___ Exercise inputs

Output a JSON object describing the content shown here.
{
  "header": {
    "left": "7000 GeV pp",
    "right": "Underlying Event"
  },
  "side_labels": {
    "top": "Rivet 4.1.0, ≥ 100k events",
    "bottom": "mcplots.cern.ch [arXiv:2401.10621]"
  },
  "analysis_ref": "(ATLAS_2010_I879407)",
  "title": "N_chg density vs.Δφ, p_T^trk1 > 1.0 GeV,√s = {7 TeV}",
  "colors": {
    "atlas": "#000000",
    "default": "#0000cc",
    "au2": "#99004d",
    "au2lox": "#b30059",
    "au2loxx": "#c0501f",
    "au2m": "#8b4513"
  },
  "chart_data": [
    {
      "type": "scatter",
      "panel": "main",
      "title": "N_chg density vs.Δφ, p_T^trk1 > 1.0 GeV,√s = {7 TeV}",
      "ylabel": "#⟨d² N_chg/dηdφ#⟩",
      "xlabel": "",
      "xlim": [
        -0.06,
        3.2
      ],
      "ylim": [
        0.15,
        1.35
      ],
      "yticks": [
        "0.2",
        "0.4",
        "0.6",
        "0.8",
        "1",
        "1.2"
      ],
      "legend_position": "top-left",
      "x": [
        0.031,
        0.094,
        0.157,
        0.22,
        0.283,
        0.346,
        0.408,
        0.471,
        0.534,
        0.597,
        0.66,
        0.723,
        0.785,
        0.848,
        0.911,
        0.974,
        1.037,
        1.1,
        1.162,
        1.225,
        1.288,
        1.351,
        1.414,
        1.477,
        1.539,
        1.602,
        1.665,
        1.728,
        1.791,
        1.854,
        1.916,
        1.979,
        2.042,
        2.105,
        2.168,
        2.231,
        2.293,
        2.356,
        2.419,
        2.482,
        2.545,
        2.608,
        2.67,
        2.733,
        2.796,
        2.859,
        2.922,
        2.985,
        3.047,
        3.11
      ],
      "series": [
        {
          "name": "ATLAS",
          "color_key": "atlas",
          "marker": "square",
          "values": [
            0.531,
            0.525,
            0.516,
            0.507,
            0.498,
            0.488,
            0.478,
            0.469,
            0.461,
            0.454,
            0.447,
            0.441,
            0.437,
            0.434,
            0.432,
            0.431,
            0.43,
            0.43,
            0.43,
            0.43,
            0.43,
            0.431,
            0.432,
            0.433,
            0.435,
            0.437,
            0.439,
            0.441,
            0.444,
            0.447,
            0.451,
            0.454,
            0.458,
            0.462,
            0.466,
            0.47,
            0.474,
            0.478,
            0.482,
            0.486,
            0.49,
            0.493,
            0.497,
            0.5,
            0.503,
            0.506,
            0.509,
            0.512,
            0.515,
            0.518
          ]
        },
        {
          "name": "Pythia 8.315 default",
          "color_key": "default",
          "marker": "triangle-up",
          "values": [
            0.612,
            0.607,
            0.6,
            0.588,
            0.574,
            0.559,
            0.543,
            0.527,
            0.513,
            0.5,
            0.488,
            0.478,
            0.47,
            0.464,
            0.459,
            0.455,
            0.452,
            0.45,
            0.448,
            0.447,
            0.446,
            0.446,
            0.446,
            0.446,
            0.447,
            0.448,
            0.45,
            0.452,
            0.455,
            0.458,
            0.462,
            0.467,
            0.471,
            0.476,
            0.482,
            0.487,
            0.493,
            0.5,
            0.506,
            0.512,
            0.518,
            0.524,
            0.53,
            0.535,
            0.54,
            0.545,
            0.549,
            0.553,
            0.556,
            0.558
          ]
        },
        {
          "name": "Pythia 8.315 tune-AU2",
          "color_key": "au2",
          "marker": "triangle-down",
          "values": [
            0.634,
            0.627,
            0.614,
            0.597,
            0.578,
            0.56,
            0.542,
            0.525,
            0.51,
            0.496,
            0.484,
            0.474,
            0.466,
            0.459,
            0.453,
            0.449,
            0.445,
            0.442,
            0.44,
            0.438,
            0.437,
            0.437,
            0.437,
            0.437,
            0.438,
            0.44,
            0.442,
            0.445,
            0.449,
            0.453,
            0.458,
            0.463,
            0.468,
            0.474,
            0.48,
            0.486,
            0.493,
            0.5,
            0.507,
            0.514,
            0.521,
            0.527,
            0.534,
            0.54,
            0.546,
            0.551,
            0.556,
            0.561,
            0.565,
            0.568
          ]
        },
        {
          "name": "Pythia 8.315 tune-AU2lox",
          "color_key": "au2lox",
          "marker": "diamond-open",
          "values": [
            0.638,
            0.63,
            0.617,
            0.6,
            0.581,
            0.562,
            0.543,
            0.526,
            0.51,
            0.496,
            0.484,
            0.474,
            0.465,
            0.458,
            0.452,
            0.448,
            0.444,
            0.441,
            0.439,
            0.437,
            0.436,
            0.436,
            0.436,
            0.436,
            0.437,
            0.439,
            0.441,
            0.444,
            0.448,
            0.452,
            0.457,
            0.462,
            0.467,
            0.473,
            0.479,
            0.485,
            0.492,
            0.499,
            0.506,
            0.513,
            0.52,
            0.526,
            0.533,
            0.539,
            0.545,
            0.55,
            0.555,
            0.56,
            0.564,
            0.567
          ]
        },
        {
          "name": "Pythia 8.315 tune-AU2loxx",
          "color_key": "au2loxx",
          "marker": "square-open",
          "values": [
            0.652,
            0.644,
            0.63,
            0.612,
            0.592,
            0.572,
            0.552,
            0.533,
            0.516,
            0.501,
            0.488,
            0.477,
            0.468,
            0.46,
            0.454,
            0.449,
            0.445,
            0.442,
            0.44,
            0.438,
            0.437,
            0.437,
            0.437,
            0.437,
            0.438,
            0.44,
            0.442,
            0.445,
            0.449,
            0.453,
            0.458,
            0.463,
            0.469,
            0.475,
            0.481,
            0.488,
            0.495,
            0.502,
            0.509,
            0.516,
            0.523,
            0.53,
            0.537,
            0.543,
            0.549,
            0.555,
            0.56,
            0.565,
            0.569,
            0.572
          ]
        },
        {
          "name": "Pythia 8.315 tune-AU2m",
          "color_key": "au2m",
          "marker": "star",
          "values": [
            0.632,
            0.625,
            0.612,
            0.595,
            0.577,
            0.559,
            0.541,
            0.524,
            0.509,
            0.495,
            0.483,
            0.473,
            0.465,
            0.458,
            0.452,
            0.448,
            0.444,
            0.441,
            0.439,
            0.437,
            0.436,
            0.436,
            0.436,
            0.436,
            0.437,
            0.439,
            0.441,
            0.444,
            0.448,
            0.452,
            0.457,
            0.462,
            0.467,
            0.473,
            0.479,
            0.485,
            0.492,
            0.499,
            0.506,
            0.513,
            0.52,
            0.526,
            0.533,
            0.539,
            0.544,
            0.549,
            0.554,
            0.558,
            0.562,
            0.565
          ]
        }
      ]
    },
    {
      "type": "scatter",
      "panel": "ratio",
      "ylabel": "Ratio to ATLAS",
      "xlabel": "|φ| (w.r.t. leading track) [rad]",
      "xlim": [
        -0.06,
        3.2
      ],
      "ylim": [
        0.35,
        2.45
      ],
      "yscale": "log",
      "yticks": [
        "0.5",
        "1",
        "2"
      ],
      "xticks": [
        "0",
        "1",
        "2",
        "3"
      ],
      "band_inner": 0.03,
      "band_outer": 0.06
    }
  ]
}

______

# [Task to complete]
Each record must be returned exactly as it is written.

# [Written answer]
Output a JSON object describing the content shown here.
{
  "header": {
    "left": "7000 GeV pp",
    "right": "Underlying Event"
  },
  "side_labels": {
    "top": "Rivet 4.1.0, ≥ 100k events",
    "bottom": "mcplots.cern.ch [arXiv:2401.10621]"
  },
  "analysis_ref": "(ATLAS_2010_I879407)",
  "title": "N_chg density vs.Δφ, p_T^trk1 > 1.0 GeV,√s = {7 TeV}",
  "colors": {
    "atlas": "#000000",
    "default": "#0000cc",
    "au2": "#99004d",
    "au2lox": "#b30059",
    "au2loxx": "#c0501f",
    "au2m": "#8b4513"
  },
  "chart_data": [
    {
      "type": "scatter",
      "panel": "main",
      "title": "N_chg density vs.Δφ, p_T^trk1 > 1.0 GeV,√s = {7 TeV}",
      "ylabel": "#⟨d² N_chg/dηdφ#⟩",
      "xlabel": "",
      "xlim": [
        -0.06,
        3.2
      ],
      "ylim": [
        0.15,
        1.35
      ],
      "yticks": [
        "0.2",
        "0.4",
        "0.6",
        "0.8",
        "1",
        "1.2"
      ],
      "legend_position": "top-left",
      "x": [
        0.031,
        0.094,
        0.157,
        0.22,
        0.283,
        0.346,
        0.408,
        0.471,
        0.534,
        0.597,
        0.66,
        0.723,
        0.785,
        0.848,
        0.911,
        0.974,
        1.037,
        1.1,
        1.162,
        1.225,
        1.288,
        1.351,
        1.414,
        1.477,
        1.539,
        1.602,
        1.665,
        1.728,
        1.791,
        1.854,
        1.916,
        1.979,
        2.042,
        2.105,
        2.168,
        2.231,
        2.293,
        2.356,
        2.419,
        2.482,
        2.545,
        2.608,
        2.67,
        2.733,
        2.796,
        2.859,
        2.922,
        2.985,
        3.047,
        3.11
      ],
      "series": [
        {
          "name": "ATLAS",
          "color_key": "atlas",
          "marker": "square",
          "values": [
            0.531,
            0.525,
            0.516,
            0.507,
            0.498,
            0.488,
            0.478,
            0.469,
            0.461,
            0.454,
            0.447,
            0.441,
            0.437,
            0.434,
            0.432,
            0.431,
            0.43,
            0.43,
            0.43,
            0.43,
            0.43,
            0.431,
            0.432,
            0.433,
            0.435,
            0.437,
            0.439,
            0.441,
            0.444,
            0.447,
            0.451,
            0.454,
            0.458,
            0.462,
            0.466,
            0.47,
            0.474,
            0.478,
            0.482,
            0.486,
            0.49,
            0.493,
            0.497,
            0.5,
            0.503,
            0.506,
            0.509,
            0.512,
            0.515,
            0.518
          ]
        },
        {
          "name": "Pythia 8.315 default",
          "color_key": "default",
          "marker": "triangle-up",
          "values": [
            0.612,
            0.607,
            0.6,
            0.588,
            0.574,
            0.559,
            0.543,
            0.527,
            0.513,
            0.5,
            0.488,
            0.478,
            0.47,
            0.464,
            0.459,
            0.455,
            0.452,
            0.45,
            0.448,
            0.447,
            0.446,
            0.446,
            0.446,
            0.446,
            0.447,
            0.448,
            0.45,
            0.452,
            0.455,
            0.458,
            0.462,
            0.467,
            0.471,
            0.476,
            0.482,
            0.487,
            0.493,
            0.5,
            0.506,
            0.512,
            0.518,
            0.524,
            0.53,
            0.535,
            0.54,
            0.545,
            0.549,
            0.553,
            0.556,
            0.558
          ]
        },
        {
          "name": "Pythia 8.315 tune-AU2",
          "color_key": "au2",
          "marker": "triangle-down",
          "values": [
            0.634,
            0.627,
            0.614,
            0.597,
            0.578,
            0.56,
            0.542,
            0.525,
            0.51,
            0.496,
            0.484,
            0.474,
            0.466,
            0.459,
            0.453,
            0.449,
            0.445,
            0.442,
            0.44,
            0.438,
            0.437,
            0.437,
            0.437,
            0.437,
            0.438,
            0.44,
            0.442,
            0.445,
            0.449,
            0.453,
            0.458,
            0.463,
            0.468,
            0.474,
            0.48,
            0.486,
            0.493,
            0.5,
            0.507,
            0.514,
            0.521,
            0.527,
            0.534,
            0.54,
            0.546,
            0.551,
            0.556,
            0.561,
            0.565,
            0.568
          ]
        },
        {
          "name": "Pythia 8.315 tune-AU2lox",
          "color_key": "au2lox",
          "marker": "diamond-open",
          "values": [
            0.638,
            0.63,
            0.617,
            0.6,
            0.581,
            0.562,
            0.543,
            0.526,
            0.51,
            0.496,
            0.484,
            0.474,
            0.465,
            0.458,
            0.452,
            0.448,
            0.444,
            0.441,
            0.439,
            0.437,
            0.436,
            0.436,
            0.436,
            0.436,
            0.437,
            0.439,
            0.441,
            0.444,
            0.448,
            0.452,
            0.457,
            0.462,
            0.467,
            0.473,
            0.479,
            0.485,
            0.492,
            0.499,
            0.506,
            0.513,
            0.52,
            0.526,
            0.533,
            0.539,
            0.545,
            0.55,
            0.555,
            0.56,
            0.564,
            0.567
          ]
        },
        {
          "name": "Pythia 8.315 tune-AU2loxx",
          "color_key": "au2loxx",
          "marker": "square-open",
          "values": [
            0.652,
            0.644,
            0.63,
            0.612,
            0.592,
            0.572,
            0.552,
            0.533,
            0.516,
            0.501,
            0.488,
            0.477,
            0.468,
            0.46,
            0.454,
            0.449,
            0.445,
            0.442,
            0.44,
            0.438,
            0.437,
            0.437,
            0.437,
            0.437,
            0.438,
            0.44,
            0.442,
            0.445,
            0.449,
            0.453,
            0.458,
            0.463,
            0.469,
            0.475,
            0.481,
            0.488,
            0.495,
            0.502,
            0.509,
            0.516,
            0.523,
            0.53,
            0.537,
            0.543,
            0.549,
            0.555,
            0.56,
            0.565,
            0.569,
            0.572
          ]
        },
        {
          "name": "Pythia 8.315 tune-AU2m",
          "color_key": "au2m",
          "marker": "star",
          "values": [
            0.632,
            0.625,
            0.612,
            0.595,
            0.577,
            0.559,
            0.541,
            0.524,
            0.509,
            0.495,
            0.483,
            0.473,
            0.465,
            0.458,
            0.452,
            0.448,
            0.444,
            0.441,
            0.439,
            0.437,
            0.436,
            0.436,
            0.436,
            0.436,
            0.437,
            0.439,
            0.441,
            0.444,
            0.448,
            0.452,
            0.457,
            0.462,
            0.467,
            0.473,
            0.479,
            0.485,
            0.492,
            0.499,
            0.506,
            0.513,
            0.52,
            0.526,
            0.533,
            0.539,
            0.544,
            0.549,
            0.554,
            0.558,
            0.562,
            0.565
          ]
        }
      ]
    },
    {
      "type": "scatter",
      "panel": "ratio",
      "ylabel": "Ratio to ATLAS",
      "xlabel": "|φ| (w.r.t. leading track) [rad]",
      "xlim": [
        -0.06,
        3.2
      ],
      "ylim": [
        0.35,
        2.45
      ],
      "yscale": "log",
      "yticks": [
        "0.5",
        "1",
        "2"
      ],
      "xticks": [
        "0",
        "1",
        "2",
        "3"
      ],
      "band_inner": 0.03,
      "band_outer": 0.06
    }
  ]
}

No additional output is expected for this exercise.